Drop the pictures from the entries below, then reproduce the rest exactly.

## BEGIN Records shown

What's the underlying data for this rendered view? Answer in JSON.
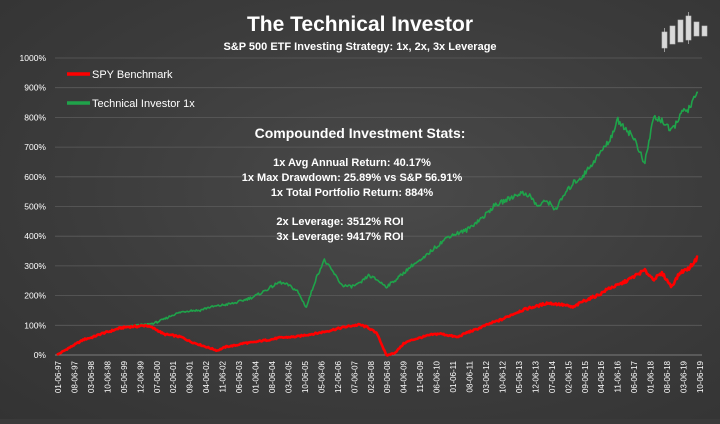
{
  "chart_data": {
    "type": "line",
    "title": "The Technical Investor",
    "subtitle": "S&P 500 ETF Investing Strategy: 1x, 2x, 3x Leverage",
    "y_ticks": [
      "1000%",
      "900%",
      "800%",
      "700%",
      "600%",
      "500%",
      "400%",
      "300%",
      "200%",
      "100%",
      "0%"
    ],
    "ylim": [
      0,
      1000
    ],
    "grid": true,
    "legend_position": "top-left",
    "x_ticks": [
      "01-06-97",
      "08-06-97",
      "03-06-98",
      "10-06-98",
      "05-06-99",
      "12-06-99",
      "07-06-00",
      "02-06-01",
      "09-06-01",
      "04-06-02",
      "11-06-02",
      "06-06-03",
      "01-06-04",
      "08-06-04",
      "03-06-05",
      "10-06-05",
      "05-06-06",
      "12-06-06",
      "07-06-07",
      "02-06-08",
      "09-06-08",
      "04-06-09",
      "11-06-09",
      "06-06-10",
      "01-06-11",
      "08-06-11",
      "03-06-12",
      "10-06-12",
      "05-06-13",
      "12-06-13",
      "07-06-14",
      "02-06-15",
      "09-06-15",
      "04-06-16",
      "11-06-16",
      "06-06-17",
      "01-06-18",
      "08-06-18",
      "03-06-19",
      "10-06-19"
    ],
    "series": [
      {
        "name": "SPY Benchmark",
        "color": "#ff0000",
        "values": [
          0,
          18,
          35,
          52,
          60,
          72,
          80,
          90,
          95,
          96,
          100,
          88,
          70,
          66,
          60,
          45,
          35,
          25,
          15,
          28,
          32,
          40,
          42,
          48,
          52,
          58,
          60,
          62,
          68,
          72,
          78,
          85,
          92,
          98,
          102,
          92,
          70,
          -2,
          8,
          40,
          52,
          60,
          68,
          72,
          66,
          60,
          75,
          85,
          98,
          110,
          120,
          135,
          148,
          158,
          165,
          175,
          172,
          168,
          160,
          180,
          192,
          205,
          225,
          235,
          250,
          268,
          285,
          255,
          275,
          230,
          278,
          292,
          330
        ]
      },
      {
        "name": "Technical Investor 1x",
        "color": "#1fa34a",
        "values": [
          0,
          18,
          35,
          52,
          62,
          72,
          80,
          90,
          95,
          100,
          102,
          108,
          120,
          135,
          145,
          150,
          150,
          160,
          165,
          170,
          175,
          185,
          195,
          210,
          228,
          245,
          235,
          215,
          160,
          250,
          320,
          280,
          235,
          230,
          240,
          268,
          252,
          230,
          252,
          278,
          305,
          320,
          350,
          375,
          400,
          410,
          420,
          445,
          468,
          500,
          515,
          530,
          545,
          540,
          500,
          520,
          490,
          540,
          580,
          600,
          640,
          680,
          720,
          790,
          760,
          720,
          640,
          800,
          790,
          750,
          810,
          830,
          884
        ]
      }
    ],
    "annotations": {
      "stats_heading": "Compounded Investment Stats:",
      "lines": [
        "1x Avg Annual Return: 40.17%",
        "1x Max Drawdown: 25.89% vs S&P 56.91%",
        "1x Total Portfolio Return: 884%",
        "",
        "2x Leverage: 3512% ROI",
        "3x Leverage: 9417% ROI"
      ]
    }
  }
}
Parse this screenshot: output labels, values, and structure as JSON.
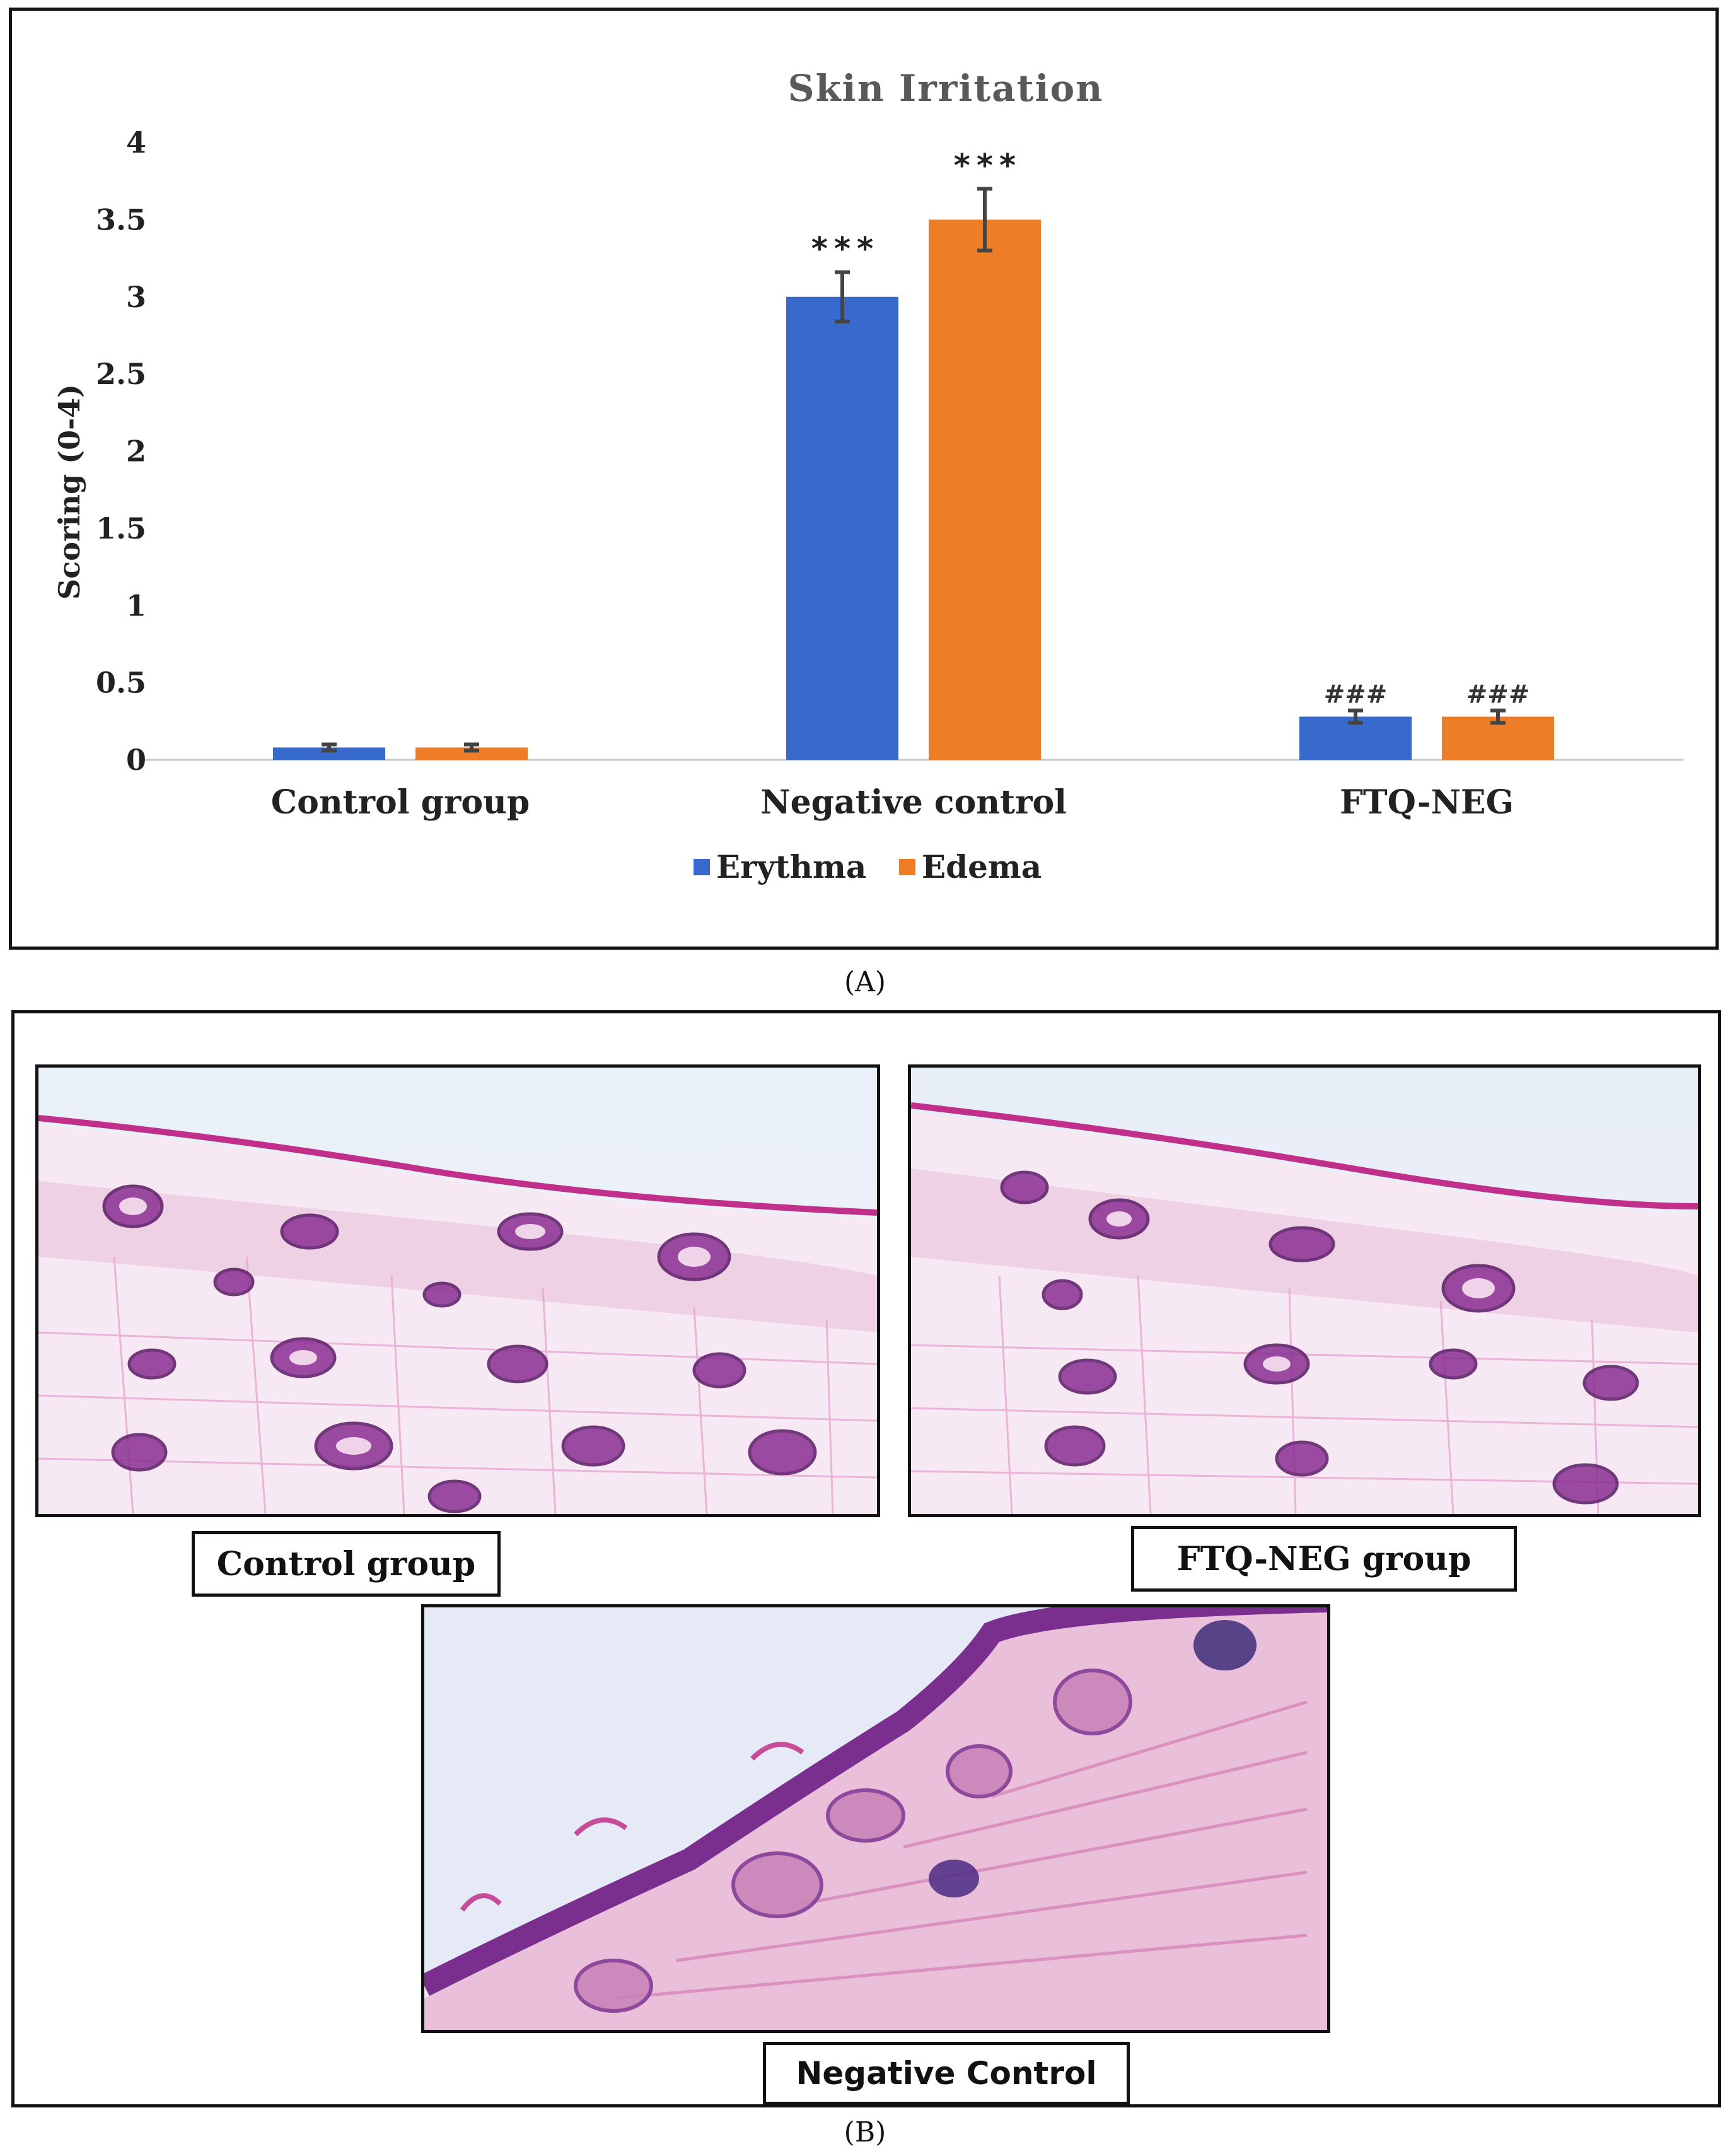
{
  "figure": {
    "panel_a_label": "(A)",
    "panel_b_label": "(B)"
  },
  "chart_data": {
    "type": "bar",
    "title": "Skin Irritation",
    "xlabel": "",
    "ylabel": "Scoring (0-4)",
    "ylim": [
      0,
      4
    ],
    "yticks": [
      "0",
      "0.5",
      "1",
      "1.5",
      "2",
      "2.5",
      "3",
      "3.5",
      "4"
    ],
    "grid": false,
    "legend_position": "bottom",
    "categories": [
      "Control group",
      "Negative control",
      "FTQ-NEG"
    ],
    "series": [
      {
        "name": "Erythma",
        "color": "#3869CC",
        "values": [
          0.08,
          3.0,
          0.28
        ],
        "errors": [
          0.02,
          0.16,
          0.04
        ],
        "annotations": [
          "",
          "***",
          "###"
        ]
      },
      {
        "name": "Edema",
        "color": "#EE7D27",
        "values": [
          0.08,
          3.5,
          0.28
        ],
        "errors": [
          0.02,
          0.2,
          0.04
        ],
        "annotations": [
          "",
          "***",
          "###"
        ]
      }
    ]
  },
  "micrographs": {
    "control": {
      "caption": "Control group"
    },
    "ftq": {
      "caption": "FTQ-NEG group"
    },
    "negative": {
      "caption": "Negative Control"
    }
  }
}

## END Records shown

#### [Solution for this exercise]
What's the underlying data for this rendered view? Answer in JSON.
{
  "chart_data": {
    "type": "line",
    "title": "The Technical Investor",
    "subtitle": "S&P 500 ETF Investing Strategy: 1x, 2x, 3x Leverage",
    "y_ticks": [
      "1000%",
      "900%",
      "800%",
      "700%",
      "600%",
      "500%",
      "400%",
      "300%",
      "200%",
      "100%",
      "0%"
    ],
    "ylim": [
      0,
      1000
    ],
    "grid": true,
    "legend_position": "top-left",
    "x_ticks": [
      "01-06-97",
      "08-06-97",
      "03-06-98",
      "10-06-98",
      "05-06-99",
      "12-06-99",
      "07-06-00",
      "02-06-01",
      "09-06-01",
      "04-06-02",
      "11-06-02",
      "06-06-03",
      "01-06-04",
      "08-06-04",
      "03-06-05",
      "10-06-05",
      "05-06-06",
      "12-06-06",
      "07-06-07",
      "02-06-08",
      "09-06-08",
      "04-06-09",
      "11-06-09",
      "06-06-10",
      "01-06-11",
      "08-06-11",
      "03-06-12",
      "10-06-12",
      "05-06-13",
      "12-06-13",
      "07-06-14",
      "02-06-15",
      "09-06-15",
      "04-06-16",
      "11-06-16",
      "06-06-17",
      "01-06-18",
      "08-06-18",
      "03-06-19",
      "10-06-19"
    ],
    "series": [
      {
        "name": "SPY Benchmark",
        "color": "#ff0000",
        "values": [
          0,
          18,
          35,
          52,
          60,
          72,
          80,
          90,
          95,
          96,
          100,
          88,
          70,
          66,
          60,
          45,
          35,
          25,
          15,
          28,
          32,
          40,
          42,
          48,
          52,
          58,
          60,
          62,
          68,
          72,
          78,
          85,
          92,
          98,
          102,
          92,
          70,
          -2,
          8,
          40,
          52,
          60,
          68,
          72,
          66,
          60,
          75,
          85,
          98,
          110,
          120,
          135,
          148,
          158,
          165,
          175,
          172,
          168,
          160,
          180,
          192,
          205,
          225,
          235,
          250,
          268,
          285,
          255,
          275,
          230,
          278,
          292,
          330
        ]
      },
      {
        "name": "Technical Investor 1x",
        "color": "#1fa34a",
        "values": [
          0,
          18,
          35,
          52,
          62,
          72,
          80,
          90,
          95,
          100,
          102,
          108,
          120,
          135,
          145,
          150,
          150,
          160,
          165,
          170,
          175,
          185,
          195,
          210,
          228,
          245,
          235,
          215,
          160,
          250,
          320,
          280,
          235,
          230,
          240,
          268,
          252,
          230,
          252,
          278,
          305,
          320,
          350,
          375,
          400,
          410,
          420,
          445,
          468,
          500,
          515,
          530,
          545,
          540,
          500,
          520,
          490,
          540,
          580,
          600,
          640,
          680,
          720,
          790,
          760,
          720,
          640,
          800,
          790,
          750,
          810,
          830,
          884
        ]
      }
    ],
    "annotations": {
      "stats_heading": "Compounded Investment Stats:",
      "lines": [
        "1x Avg Annual Return: 40.17%",
        "1x Max Drawdown: 25.89% vs S&P 56.91%",
        "1x Total Portfolio Return: 884%",
        "",
        "2x Leverage: 3512% ROI",
        "3x Leverage: 9417% ROI"
      ]
    }
  }
}
Parse this screenshot: output labels, values, and structure as JSON.
{
  "figure": {
    "panel_a_label": "(A)",
    "panel_b_label": "(B)"
  },
  "chart_data": {
    "type": "bar",
    "title": "Skin Irritation",
    "xlabel": "",
    "ylabel": "Scoring (0-4)",
    "ylim": [
      0,
      4
    ],
    "yticks": [
      "0",
      "0.5",
      "1",
      "1.5",
      "2",
      "2.5",
      "3",
      "3.5",
      "4"
    ],
    "grid": false,
    "legend_position": "bottom",
    "categories": [
      "Control group",
      "Negative control",
      "FTQ-NEG"
    ],
    "series": [
      {
        "name": "Erythma",
        "color": "#3869CC",
        "values": [
          0.08,
          3.0,
          0.28
        ],
        "errors": [
          0.02,
          0.16,
          0.04
        ],
        "annotations": [
          "",
          "***",
          "###"
        ]
      },
      {
        "name": "Edema",
        "color": "#EE7D27",
        "values": [
          0.08,
          3.5,
          0.28
        ],
        "errors": [
          0.02,
          0.2,
          0.04
        ],
        "annotations": [
          "",
          "***",
          "###"
        ]
      }
    ]
  },
  "micrographs": {
    "control": {
      "caption": "Control group"
    },
    "ftq": {
      "caption": "FTQ-NEG group"
    },
    "negative": {
      "caption": "Negative Control"
    }
  }
}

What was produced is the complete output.